Source document:
>> Begin

David Amsalem went crazy: “Two Arabs talking among themselves and having a joke at our expense,” Amsalem said, choking as he pointed at Mansour Abbas, who was managing the vote, and at Walid Taha, who thought it worthy to turn from the Knesset podium to Arab citizens and explain to them in their language the Electricity Law, which is after all for their benefit.
“Shall I bring you baklawa and coffee? Knesset of Israel, what have we come to?” Amsalem asked, turning red in the face.
To be honest, this outburst didn’t look like one of Amsalem’s regular flare-ups. He seemed in real distress. It was a day when the Knesset passed a law by an Arab party whose members are part and parcel of the government, and he and his friends feel that Jewish superiority has been taken from right under their noses.
When the nation-state law was passed, there were those who drew attention to Clause 4 (a), which determines that “Hebrew is the language of the state.” They said that this law harms the equal status of the Arabic language. But those who drafted the law and those who defended it explained that this was wrong, insisting that Arabic would still maintain a special status. Indeed, there are people among us who do not understand why an Arab MK feels it is appropriate to say a few words from the Knesset podium to Arab citizens – citizens whom that particular law is intended to serve – in their language. Clause 4 plays a big part in that feeling.

>> End

Stored data:

>> Begin

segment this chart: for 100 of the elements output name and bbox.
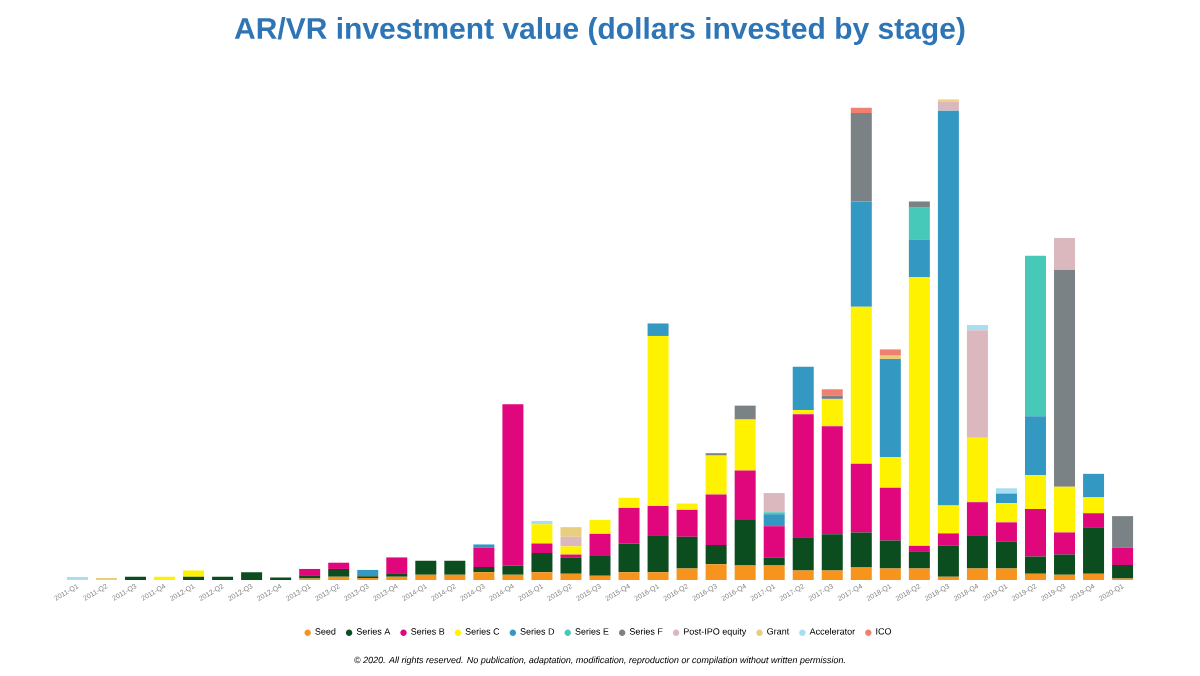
bar <box>328 562 350 569</box>
bar <box>560 527 582 537</box>
bar <box>1025 556 1046 574</box>
bar <box>937 505 959 534</box>
bar <box>531 543 553 554</box>
bar <box>705 455 727 495</box>
bar <box>1054 532 1076 555</box>
bar <box>589 533 611 556</box>
bar <box>879 359 901 458</box>
bar <box>647 535 669 573</box>
bar <box>763 526 785 558</box>
bar <box>1054 237 1076 270</box>
bar <box>821 534 843 571</box>
bar <box>357 569 379 577</box>
bar <box>589 519 611 534</box>
bar <box>415 574 437 581</box>
bar <box>531 524 553 544</box>
bar <box>705 544 727 565</box>
bar <box>792 414 814 538</box>
bar <box>1025 255 1046 417</box>
bar <box>937 110 959 506</box>
bar <box>966 502 988 536</box>
bar <box>676 503 698 510</box>
bar <box>908 201 930 208</box>
bar <box>734 565 756 581</box>
bar <box>444 560 466 575</box>
bar <box>792 366 814 410</box>
bar <box>966 535 988 569</box>
bar <box>1025 573 1046 581</box>
bar <box>502 404 524 566</box>
bar <box>792 570 814 581</box>
bar <box>647 572 669 581</box>
chart-title: AR/VR investment value (dollars invested by stage) <box>234 17 965 46</box>
bar <box>850 463 872 533</box>
bar <box>995 488 1017 494</box>
bar <box>908 545 930 552</box>
bar <box>1083 513 1105 528</box>
bar <box>792 409 814 415</box>
bar <box>1112 565 1134 579</box>
bar <box>879 457 901 488</box>
bar <box>850 567 872 581</box>
bar <box>618 507 640 544</box>
bar <box>763 514 785 527</box>
bar <box>502 574 524 581</box>
bar <box>676 509 698 537</box>
bar <box>763 557 785 566</box>
bar <box>473 572 495 581</box>
bar <box>908 277 930 546</box>
bar <box>618 543 640 573</box>
bar <box>618 572 640 581</box>
bar <box>879 568 901 581</box>
bar <box>850 306 872 464</box>
bar <box>850 201 872 307</box>
bar <box>531 572 553 581</box>
bar <box>1112 547 1134 566</box>
bar <box>589 555 611 576</box>
bar <box>1025 475 1046 509</box>
bar <box>1083 473 1105 498</box>
bar <box>241 572 263 581</box>
bar <box>995 568 1017 581</box>
bar <box>908 551 930 569</box>
bar <box>937 101 959 111</box>
bar <box>879 487 901 541</box>
bar <box>821 398 843 427</box>
bar <box>966 324 988 331</box>
bar <box>995 503 1017 523</box>
bar <box>1083 573 1105 581</box>
bar <box>473 547 495 568</box>
bar <box>560 546 582 555</box>
bar <box>618 497 640 508</box>
bar <box>1054 554 1076 575</box>
bar <box>734 519 756 566</box>
bar <box>1112 516 1134 548</box>
bar <box>705 494 727 545</box>
bar <box>821 389 843 396</box>
bar <box>966 568 988 581</box>
bar <box>879 540 901 569</box>
bar <box>734 419 756 471</box>
bar <box>386 557 408 574</box>
bar <box>908 207 930 240</box>
bar <box>1054 574 1076 581</box>
bar <box>763 565 785 581</box>
bar <box>821 570 843 581</box>
bar <box>850 107 872 114</box>
bar <box>763 493 785 513</box>
bar <box>995 493 1017 504</box>
bar <box>966 330 988 438</box>
bar <box>647 506 669 536</box>
bar <box>705 564 727 581</box>
bar <box>531 553 553 573</box>
bar <box>734 405 756 420</box>
bar <box>647 323 669 336</box>
bar <box>328 568 350 577</box>
bar <box>1025 508 1046 557</box>
bar <box>937 533 959 546</box>
bar <box>560 557 582 574</box>
bar <box>1054 486 1076 533</box>
bar <box>734 470 756 520</box>
bar <box>792 537 814 571</box>
bar <box>995 541 1017 569</box>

>> End

Given problem:
Continue the article about David Amsalem's Knesset outburst over Arabic from the point where it stops.

Output below:
For example, Professor Talia Einhorn, a jurist, tweeted, “When Jews can be members of parliament in the neighboring Arab states, and can speak Hebrew there, we will agree to Arab MKs speaking Hebrew in the Knesset.” Forget for a moment the dismal stupidity of her words and pay attention please to the key phrase “we will agree.”
Naveh Dromi from Channel 14 was also left fuming. “There is no need for me to learn Arabic because Hebrew is the language of the Knesset. The fact that there are those who would like all of us to have to learn Arabic is completely delusional,” she said. Forget for a moment the inarticulate nature of her words and pay attention to the word “need.” Ethnic and racial superiority ooze from her words.
Wednesday’s events in the Knesset and on social networks were a collective temper tantrum. Benjamin Netanyahu said that the “Bennett-Ra’am government today broke new anti-Zionist and anti-democratic records!” If connecting families up to electricity and infrastructure in the 21st century in a state that takes pride in being the spearhead of global technology, a villa in the jungle, in the Middle East is anti-Zionist, then I am not a Zionist. And you know what, then neither is Netanyahu.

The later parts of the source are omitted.